OBJECTIVE A —
Set out the listing as a numbered list, starting with its first line and going on through the line with "chart-bar[interactable] xyxy=(676,1244,718,1680)". Leave out any blank lines.

DOCUMENT EXCERPT —
##############################

Résumé
Jacques Necker, finance minister of France under the Old Regime (1777-1781) and then the revolution (1788-1790), was known for much more than his keen ability to mobilise credit. Thought to be an unwavering symbol of ministerial virtue by his supporters, and a fraudulent charlatan by his enemies, Necker well understood the importance of public opinion in affairs of state. Under the Old Regime, he worked hard to defend both his reputation and that of his ministry. But when the revolution came, Necker’s reputation took on a life of its own. This entry explores Necker’s changing image in revolutionary opinion to show how the revolution ultimately shifted the terms of public opinion as a form of political sociability in French politics.
Jacques Necker, a protestant banker from the city-state of Geneva, was best known for his role as director general of finances to the French Crown under Louis XVI, serving first from 1777 to 1781 and then again from 1788 to 1790.1 But alongside the world of high finance and state credit, Necker’s career also tells us much about the changing nature of public opinion in the transition from Old Regime to revolution. A skilled manipulator of politics and opinions under the Old Regime, by 1788, Necker had cultivated for himself an image of public probity and virtue through a series of publications defending both his personal and ministerial reputation. By the end of 1789, however, the revolution had completely transformed the political sociability of public opinion. As well as opening the public sphere to new voices through the collapse of pre-publication censorship, the revolution also created new idealised authorities to which public men like Necker had to appeal, whether it be the Third Estate, the nation, or the people. Throughout the course of 1789, Necker’s public image was wrested from his control and evolved with the changing nature of revolutionary politics. As such, this entry takes Necker’s fortunes in the revolutionary public sphere as a case study to show how the revolution transformed the political sociability of public opinion as it existed under the Old Regime.
- 1. Marcel Marion, Histoire Financière de la France depuis 1715, vol. 1 (Paris: A. Rousseau, 1914); Herbert Luethy, La Banque protestante en France de la révocation de l’édit de Nantes à la révolution, 2 vols. (Paris: SEVPEN, 1961); John Bosher, French Finances 1770-1795: From Business to Bureaucracy (Cambridge: Cambridge University Press, 1970); Robert Harris, Necker: Reform Statesman of the Ancien Régime (London: University of California Press, 1979); Robert Harris, Necker and the Revolution of 1789 (London: University Press of America, 1986).

##############################

DATA SHOWN —
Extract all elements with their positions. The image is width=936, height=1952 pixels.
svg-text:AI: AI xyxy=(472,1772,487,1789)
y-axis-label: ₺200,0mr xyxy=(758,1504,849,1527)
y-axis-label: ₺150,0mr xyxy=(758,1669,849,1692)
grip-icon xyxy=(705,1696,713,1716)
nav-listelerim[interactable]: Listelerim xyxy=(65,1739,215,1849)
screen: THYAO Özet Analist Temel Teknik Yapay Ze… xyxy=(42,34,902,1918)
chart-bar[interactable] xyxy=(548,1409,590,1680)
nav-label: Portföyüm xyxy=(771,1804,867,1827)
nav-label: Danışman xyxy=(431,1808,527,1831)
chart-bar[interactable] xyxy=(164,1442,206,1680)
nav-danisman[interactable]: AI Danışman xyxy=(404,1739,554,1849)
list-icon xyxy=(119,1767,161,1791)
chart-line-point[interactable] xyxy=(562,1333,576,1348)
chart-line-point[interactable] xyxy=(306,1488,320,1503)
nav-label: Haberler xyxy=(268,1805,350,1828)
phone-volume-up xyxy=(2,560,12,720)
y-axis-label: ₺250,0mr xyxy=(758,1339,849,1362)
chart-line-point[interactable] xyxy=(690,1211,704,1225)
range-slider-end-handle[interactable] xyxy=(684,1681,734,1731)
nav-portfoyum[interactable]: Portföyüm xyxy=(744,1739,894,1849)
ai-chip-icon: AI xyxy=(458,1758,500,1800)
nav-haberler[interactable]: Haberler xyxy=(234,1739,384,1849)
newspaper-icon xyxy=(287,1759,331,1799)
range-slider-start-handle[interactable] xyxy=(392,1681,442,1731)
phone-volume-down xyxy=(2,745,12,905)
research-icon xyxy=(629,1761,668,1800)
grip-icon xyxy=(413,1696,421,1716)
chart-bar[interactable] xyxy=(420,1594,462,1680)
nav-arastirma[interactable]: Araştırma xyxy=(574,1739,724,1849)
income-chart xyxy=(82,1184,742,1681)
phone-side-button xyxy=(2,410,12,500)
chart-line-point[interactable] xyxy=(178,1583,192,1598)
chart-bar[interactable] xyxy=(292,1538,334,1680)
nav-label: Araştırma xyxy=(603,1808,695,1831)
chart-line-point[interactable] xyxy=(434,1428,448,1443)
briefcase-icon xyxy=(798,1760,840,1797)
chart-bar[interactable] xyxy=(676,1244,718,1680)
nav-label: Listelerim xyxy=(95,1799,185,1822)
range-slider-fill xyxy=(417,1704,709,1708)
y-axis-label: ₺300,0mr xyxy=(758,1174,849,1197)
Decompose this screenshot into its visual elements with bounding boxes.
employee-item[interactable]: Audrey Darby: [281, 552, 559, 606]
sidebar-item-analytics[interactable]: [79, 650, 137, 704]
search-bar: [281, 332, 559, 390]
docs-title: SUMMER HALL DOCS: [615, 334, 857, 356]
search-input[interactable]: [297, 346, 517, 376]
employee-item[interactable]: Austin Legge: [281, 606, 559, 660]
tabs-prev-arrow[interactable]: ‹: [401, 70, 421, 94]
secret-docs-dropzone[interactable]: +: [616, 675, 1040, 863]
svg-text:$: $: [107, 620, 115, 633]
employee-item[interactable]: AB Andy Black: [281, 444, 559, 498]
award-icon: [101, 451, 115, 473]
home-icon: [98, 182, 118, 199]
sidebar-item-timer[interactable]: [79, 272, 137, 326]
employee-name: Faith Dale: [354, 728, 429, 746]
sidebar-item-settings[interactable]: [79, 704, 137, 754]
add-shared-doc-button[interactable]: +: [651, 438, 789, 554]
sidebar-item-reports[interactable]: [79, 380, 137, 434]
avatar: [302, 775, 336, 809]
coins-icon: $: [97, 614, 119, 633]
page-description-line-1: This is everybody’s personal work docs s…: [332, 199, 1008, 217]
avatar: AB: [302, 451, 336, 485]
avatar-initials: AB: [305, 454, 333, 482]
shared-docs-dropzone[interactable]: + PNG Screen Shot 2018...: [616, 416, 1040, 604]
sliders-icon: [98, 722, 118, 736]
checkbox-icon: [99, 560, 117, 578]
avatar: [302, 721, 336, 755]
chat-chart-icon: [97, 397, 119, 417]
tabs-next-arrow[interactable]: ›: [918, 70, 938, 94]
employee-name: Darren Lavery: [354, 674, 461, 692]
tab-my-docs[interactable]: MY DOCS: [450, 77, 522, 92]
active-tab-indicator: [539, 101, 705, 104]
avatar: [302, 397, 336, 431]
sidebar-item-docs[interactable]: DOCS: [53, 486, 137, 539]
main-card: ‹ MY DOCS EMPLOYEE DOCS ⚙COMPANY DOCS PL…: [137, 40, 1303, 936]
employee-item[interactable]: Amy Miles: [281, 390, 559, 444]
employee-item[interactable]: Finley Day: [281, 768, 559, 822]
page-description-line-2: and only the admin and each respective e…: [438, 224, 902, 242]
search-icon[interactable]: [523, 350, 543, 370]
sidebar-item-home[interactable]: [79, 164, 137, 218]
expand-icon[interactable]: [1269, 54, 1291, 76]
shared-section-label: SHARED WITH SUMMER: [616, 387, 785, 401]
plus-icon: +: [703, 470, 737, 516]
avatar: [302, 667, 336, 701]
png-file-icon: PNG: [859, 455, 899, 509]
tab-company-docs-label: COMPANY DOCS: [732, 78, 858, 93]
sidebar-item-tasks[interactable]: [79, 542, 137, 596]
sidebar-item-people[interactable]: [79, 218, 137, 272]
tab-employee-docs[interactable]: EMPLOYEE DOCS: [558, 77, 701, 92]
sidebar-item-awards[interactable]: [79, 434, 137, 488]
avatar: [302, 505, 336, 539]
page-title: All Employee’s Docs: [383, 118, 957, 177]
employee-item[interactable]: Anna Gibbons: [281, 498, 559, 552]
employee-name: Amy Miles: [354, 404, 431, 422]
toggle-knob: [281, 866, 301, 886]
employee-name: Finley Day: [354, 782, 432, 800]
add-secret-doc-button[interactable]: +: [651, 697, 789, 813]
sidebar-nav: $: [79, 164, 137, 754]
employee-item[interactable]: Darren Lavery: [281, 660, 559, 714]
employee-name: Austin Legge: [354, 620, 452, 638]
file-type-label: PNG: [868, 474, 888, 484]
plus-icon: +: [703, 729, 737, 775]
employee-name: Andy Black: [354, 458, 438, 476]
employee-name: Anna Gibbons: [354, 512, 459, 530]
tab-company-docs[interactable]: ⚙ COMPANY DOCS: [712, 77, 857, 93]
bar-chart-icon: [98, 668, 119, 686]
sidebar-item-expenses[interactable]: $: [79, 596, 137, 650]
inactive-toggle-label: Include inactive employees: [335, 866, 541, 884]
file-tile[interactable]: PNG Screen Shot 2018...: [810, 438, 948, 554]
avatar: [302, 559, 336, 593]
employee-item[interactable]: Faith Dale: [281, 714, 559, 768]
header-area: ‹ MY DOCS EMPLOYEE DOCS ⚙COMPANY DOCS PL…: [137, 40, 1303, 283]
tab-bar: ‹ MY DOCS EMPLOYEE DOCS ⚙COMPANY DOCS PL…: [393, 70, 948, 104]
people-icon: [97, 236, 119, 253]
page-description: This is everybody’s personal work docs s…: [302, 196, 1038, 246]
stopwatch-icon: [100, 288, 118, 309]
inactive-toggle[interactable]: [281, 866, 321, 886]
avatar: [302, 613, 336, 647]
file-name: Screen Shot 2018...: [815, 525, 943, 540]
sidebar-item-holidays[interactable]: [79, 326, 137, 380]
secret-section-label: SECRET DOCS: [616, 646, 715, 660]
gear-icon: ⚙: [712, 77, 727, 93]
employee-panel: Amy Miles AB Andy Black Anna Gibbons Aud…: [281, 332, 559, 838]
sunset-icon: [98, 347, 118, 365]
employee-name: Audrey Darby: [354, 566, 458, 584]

##############################

OBJECTIVE B —
Copy the passage on Jacques Necker word for word, starting with "- 1. Marcel" and going on through "of America, 1986).".

TASK SOLUTION A —
1. Extract all elements with their positions. The image is width=936, height=1952 pixels.
2. svg-text:AI: AI xyxy=(472,1772,487,1789)
3. y-axis-label: ₺200,0mr xyxy=(758,1504,849,1527)
4. y-axis-label: ₺150,0mr xyxy=(758,1669,849,1692)
5. grip-icon xyxy=(705,1696,713,1716)
6. nav-listelerim[interactable]: Listelerim xyxy=(65,1739,215,1849)
7. screen: THYAO Özet Analist Temel Teknik Yapay Ze… xyxy=(42,34,902,1918)
8. chart-bar[interactable] xyxy=(548,1409,590,1680)
9. nav-label: Portföyüm xyxy=(771,1804,867,1827)
10. nav-label: Danışman xyxy=(431,1808,527,1831)
11. chart-bar[interactable] xyxy=(164,1442,206,1680)
12. nav-danisman[interactable]: AI Danışman xyxy=(404,1739,554,1849)
13. list-icon xyxy=(119,1767,161,1791)
14. chart-line-point[interactable] xyxy=(562,1333,576,1348)
15. chart-line-point[interactable] xyxy=(306,1488,320,1503)
16. nav-label: Haberler xyxy=(268,1805,350,1828)
17. phone-volume-up xyxy=(2,560,12,720)
18. y-axis-label: ₺250,0mr xyxy=(758,1339,849,1362)
19. chart-line-point[interactable] xyxy=(690,1211,704,1225)
20. range-slider-end-handle[interactable] xyxy=(684,1681,734,1731)
21. nav-portfoyum[interactable]: Portföyüm xyxy=(744,1739,894,1849)
22. ai-chip-icon: AI xyxy=(458,1758,500,1800)
23. nav-haberler[interactable]: Haberler xyxy=(234,1739,384,1849)
24. newspaper-icon xyxy=(287,1759,331,1799)
25. range-slider-start-handle[interactable] xyxy=(392,1681,442,1731)
26. phone-volume-down xyxy=(2,745,12,905)
27. research-icon xyxy=(629,1761,668,1800)
28. grip-icon xyxy=(413,1696,421,1716)
29. chart-bar[interactable] xyxy=(420,1594,462,1680)
30. nav-arastirma[interactable]: Araştırma xyxy=(574,1739,724,1849)
31. income-chart xyxy=(82,1184,742,1681)
32. phone-side-button xyxy=(2,410,12,500)
33. chart-line-point[interactable] xyxy=(178,1583,192,1598)
34. chart-bar[interactable] xyxy=(292,1538,334,1680)
35. nav-label: Araştırma xyxy=(603,1808,695,1831)
36. chart-line-point[interactable] xyxy=(434,1428,448,1443)
37. briefcase-icon xyxy=(798,1760,840,1797)
38. chart-bar[interactable] xyxy=(676,1244,718,1680)

TASK SOLUTION B —
- 1. Marcel Marion, Histoire Financière de la France depuis 1715, vol. 1 (Paris: A. Rousseau, 1914); Herbert Luethy, La Banque protestante en France de la révocation de l’édit de Nantes à la révolution, 2 vols. (Paris: SEVPEN, 1961); John Bosher, French Finances 1770-1795: From Business to Bureaucracy (Cambridge: Cambridge University Press, 1970); Robert Harris, Necker: Reform Statesman of the Ancien Régime (London: University of California Press, 1979); Robert Harris, Necker and the Revolution of 1789 (London: University Press of America, 1986).